--- begin ---

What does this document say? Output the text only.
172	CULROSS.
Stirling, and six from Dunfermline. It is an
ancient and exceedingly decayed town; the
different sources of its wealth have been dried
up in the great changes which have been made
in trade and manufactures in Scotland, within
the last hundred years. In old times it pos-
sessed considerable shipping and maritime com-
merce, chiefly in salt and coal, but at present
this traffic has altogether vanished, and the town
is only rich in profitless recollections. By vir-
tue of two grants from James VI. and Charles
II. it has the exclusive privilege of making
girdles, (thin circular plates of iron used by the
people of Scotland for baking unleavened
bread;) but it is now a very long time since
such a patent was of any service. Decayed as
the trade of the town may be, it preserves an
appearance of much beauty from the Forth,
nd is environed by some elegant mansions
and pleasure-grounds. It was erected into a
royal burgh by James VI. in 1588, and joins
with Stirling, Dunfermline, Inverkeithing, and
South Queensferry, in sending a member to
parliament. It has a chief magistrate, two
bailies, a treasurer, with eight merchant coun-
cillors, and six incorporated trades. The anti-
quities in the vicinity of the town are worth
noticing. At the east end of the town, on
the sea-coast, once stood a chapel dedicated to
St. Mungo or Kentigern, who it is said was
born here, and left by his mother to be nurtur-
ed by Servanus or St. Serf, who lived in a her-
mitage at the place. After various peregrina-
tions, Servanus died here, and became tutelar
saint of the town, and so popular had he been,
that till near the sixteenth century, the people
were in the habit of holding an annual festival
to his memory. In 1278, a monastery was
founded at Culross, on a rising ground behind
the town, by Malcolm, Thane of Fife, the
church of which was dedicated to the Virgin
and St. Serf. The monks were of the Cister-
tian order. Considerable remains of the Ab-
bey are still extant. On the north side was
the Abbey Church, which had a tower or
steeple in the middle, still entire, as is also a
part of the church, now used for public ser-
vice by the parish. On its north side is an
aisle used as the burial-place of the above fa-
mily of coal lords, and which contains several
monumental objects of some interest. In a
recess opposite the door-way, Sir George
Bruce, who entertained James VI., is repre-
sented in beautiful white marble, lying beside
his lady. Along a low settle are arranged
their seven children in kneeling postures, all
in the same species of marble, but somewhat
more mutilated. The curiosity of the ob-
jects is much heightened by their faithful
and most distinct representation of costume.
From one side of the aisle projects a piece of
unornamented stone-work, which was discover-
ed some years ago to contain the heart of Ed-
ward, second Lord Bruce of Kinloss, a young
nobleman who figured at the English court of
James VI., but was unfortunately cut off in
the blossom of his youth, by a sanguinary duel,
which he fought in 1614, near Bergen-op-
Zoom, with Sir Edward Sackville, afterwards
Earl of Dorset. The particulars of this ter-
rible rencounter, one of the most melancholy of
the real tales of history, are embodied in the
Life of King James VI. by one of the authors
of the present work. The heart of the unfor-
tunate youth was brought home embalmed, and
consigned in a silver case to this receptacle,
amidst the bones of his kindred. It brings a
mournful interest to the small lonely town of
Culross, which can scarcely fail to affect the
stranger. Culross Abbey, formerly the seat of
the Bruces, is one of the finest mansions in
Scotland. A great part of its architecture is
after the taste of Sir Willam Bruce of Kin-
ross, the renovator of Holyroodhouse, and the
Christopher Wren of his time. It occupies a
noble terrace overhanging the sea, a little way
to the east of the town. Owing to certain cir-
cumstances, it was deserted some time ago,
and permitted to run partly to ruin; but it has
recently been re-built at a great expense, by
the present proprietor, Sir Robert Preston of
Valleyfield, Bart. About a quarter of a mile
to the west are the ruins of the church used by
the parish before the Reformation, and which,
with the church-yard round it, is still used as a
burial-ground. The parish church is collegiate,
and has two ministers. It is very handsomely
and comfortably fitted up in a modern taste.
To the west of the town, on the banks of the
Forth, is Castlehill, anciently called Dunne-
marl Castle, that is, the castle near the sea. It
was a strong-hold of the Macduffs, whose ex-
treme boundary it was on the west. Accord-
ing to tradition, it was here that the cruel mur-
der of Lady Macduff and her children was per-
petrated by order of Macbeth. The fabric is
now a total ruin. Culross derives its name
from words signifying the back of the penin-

--- end ---

**Task instructions**: In the listing above, find each line with the word "Dunfermline" and copy it.

**Answer to the task**:
Stirling, and six from Dunfermline. It is an
with Stirling, Dunfermline, Inverkeithing, and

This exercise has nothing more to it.